* **WHAT TO DO**: Leave the pictures out. Return all other data exactly.
** START OF RECORDS SUPPLIED **
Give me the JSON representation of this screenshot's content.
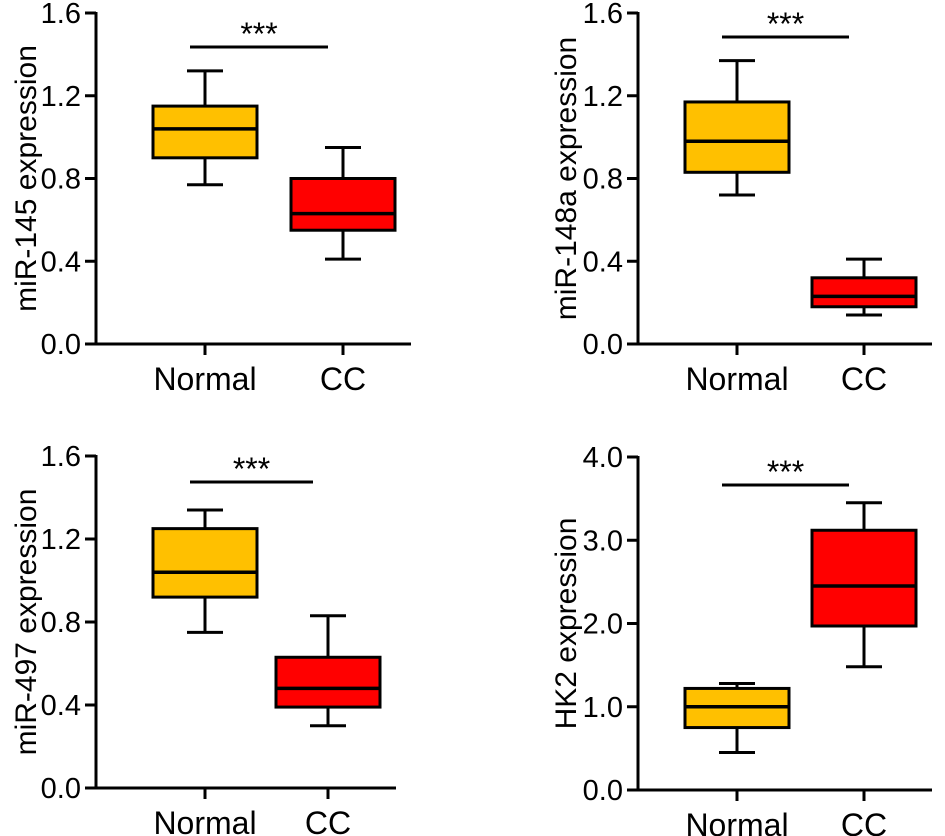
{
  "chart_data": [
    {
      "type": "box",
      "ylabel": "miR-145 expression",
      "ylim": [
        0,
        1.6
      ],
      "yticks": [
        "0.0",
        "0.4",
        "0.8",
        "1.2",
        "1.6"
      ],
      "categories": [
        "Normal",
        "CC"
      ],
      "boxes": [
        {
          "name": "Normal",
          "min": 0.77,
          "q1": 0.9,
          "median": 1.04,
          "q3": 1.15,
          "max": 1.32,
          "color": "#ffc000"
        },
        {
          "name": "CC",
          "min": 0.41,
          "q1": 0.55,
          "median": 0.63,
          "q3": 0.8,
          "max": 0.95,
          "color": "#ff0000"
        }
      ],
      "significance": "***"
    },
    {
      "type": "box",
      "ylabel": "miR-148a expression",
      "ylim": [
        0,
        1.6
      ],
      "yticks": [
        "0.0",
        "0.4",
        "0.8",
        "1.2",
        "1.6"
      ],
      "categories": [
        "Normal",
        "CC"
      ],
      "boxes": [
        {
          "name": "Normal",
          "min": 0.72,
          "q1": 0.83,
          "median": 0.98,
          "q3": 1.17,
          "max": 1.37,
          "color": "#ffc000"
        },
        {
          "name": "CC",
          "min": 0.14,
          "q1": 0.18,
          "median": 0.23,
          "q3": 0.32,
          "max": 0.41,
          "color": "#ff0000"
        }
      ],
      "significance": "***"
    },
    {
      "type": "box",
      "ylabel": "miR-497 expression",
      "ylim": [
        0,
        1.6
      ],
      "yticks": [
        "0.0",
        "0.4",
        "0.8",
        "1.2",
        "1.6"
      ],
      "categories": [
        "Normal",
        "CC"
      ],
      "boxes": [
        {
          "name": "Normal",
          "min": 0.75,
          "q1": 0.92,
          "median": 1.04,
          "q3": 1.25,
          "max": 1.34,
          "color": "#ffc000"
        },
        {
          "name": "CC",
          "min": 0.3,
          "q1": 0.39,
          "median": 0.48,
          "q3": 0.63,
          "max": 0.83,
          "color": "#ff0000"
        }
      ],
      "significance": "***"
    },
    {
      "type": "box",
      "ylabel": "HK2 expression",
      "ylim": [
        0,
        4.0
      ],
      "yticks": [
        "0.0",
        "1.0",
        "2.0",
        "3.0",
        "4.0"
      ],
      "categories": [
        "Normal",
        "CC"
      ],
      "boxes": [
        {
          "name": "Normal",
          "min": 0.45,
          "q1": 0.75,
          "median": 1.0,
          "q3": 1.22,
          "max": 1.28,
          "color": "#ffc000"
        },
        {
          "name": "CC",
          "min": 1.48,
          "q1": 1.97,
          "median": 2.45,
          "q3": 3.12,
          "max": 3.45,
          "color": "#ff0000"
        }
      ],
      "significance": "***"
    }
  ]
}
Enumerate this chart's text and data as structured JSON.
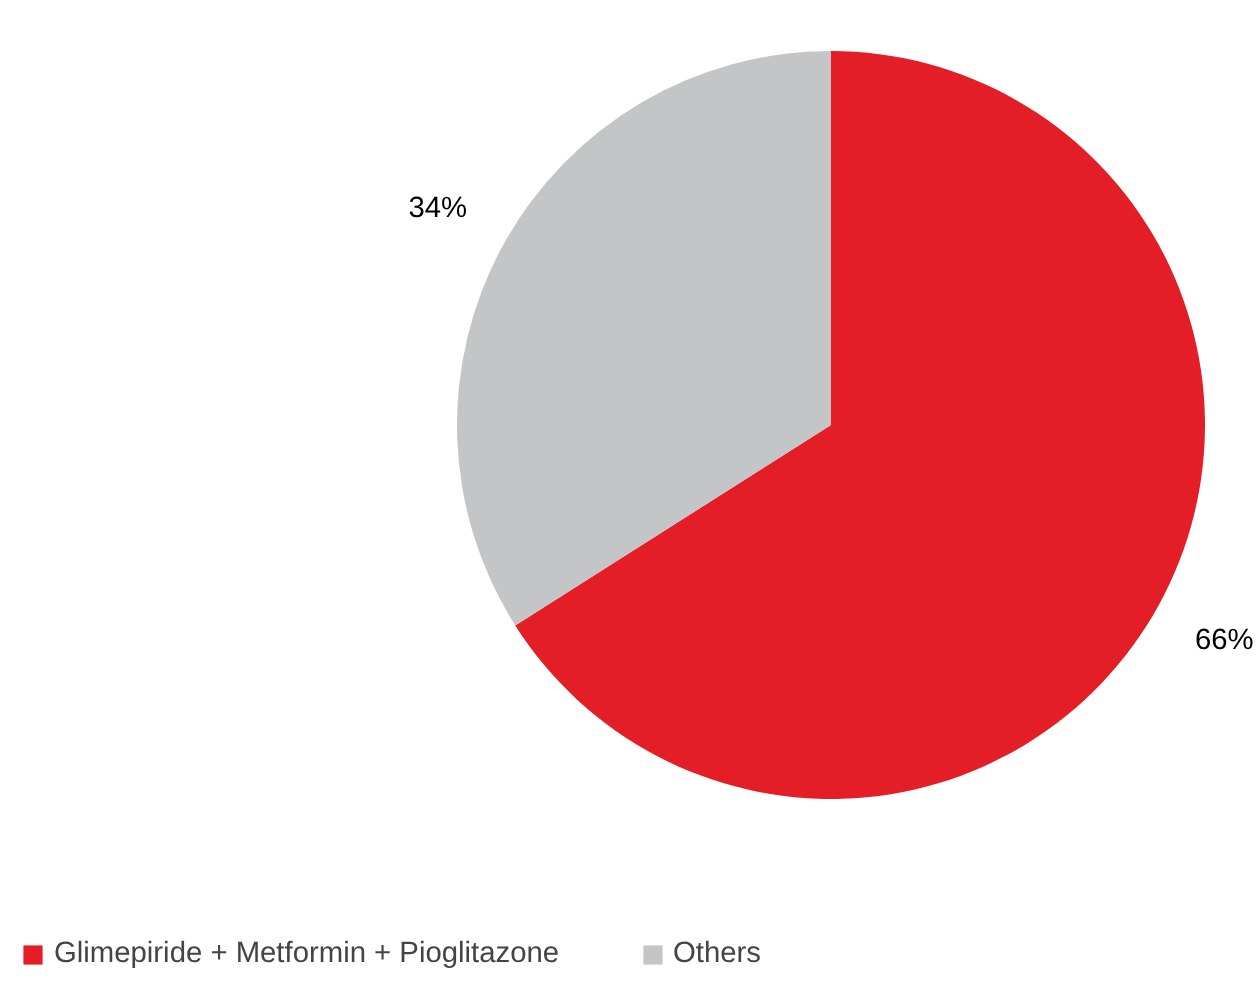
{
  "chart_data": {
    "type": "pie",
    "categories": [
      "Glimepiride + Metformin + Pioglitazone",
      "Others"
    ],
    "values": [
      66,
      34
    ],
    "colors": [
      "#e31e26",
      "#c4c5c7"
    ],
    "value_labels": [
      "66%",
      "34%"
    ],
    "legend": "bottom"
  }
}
** END OF RECORDS SUPPLIED **
* **RESPONSE TO THIS EXERCISE**:
Give me the JSON representation of this screenshot's content.
{
  "chart_data": [
    {
      "type": "box",
      "ylabel": "miR-145 expression",
      "ylim": [
        0,
        1.6
      ],
      "yticks": [
        "0.0",
        "0.4",
        "0.8",
        "1.2",
        "1.6"
      ],
      "categories": [
        "Normal",
        "CC"
      ],
      "boxes": [
        {
          "name": "Normal",
          "min": 0.77,
          "q1": 0.9,
          "median": 1.04,
          "q3": 1.15,
          "max": 1.32,
          "color": "#ffc000"
        },
        {
          "name": "CC",
          "min": 0.41,
          "q1": 0.55,
          "median": 0.63,
          "q3": 0.8,
          "max": 0.95,
          "color": "#ff0000"
        }
      ],
      "significance": "***"
    },
    {
      "type": "box",
      "ylabel": "miR-148a expression",
      "ylim": [
        0,
        1.6
      ],
      "yticks": [
        "0.0",
        "0.4",
        "0.8",
        "1.2",
        "1.6"
      ],
      "categories": [
        "Normal",
        "CC"
      ],
      "boxes": [
        {
          "name": "Normal",
          "min": 0.72,
          "q1": 0.83,
          "median": 0.98,
          "q3": 1.17,
          "max": 1.37,
          "color": "#ffc000"
        },
        {
          "name": "CC",
          "min": 0.14,
          "q1": 0.18,
          "median": 0.23,
          "q3": 0.32,
          "max": 0.41,
          "color": "#ff0000"
        }
      ],
      "significance": "***"
    },
    {
      "type": "box",
      "ylabel": "miR-497 expression",
      "ylim": [
        0,
        1.6
      ],
      "yticks": [
        "0.0",
        "0.4",
        "0.8",
        "1.2",
        "1.6"
      ],
      "categories": [
        "Normal",
        "CC"
      ],
      "boxes": [
        {
          "name": "Normal",
          "min": 0.75,
          "q1": 0.92,
          "median": 1.04,
          "q3": 1.25,
          "max": 1.34,
          "color": "#ffc000"
        },
        {
          "name": "CC",
          "min": 0.3,
          "q1": 0.39,
          "median": 0.48,
          "q3": 0.63,
          "max": 0.83,
          "color": "#ff0000"
        }
      ],
      "significance": "***"
    },
    {
      "type": "box",
      "ylabel": "HK2 expression",
      "ylim": [
        0,
        4.0
      ],
      "yticks": [
        "0.0",
        "1.0",
        "2.0",
        "3.0",
        "4.0"
      ],
      "categories": [
        "Normal",
        "CC"
      ],
      "boxes": [
        {
          "name": "Normal",
          "min": 0.45,
          "q1": 0.75,
          "median": 1.0,
          "q3": 1.22,
          "max": 1.28,
          "color": "#ffc000"
        },
        {
          "name": "CC",
          "min": 1.48,
          "q1": 1.97,
          "median": 2.45,
          "q3": 3.12,
          "max": 3.45,
          "color": "#ff0000"
        }
      ],
      "significance": "***"
    }
  ]
}
Enumerate this chart's text and data as structured JSON.
{
  "chart_data": {
    "type": "pie",
    "categories": [
      "Glimepiride + Metformin + Pioglitazone",
      "Others"
    ],
    "values": [
      66,
      34
    ],
    "colors": [
      "#e31e26",
      "#c4c5c7"
    ],
    "value_labels": [
      "66%",
      "34%"
    ],
    "legend": "bottom"
  }
}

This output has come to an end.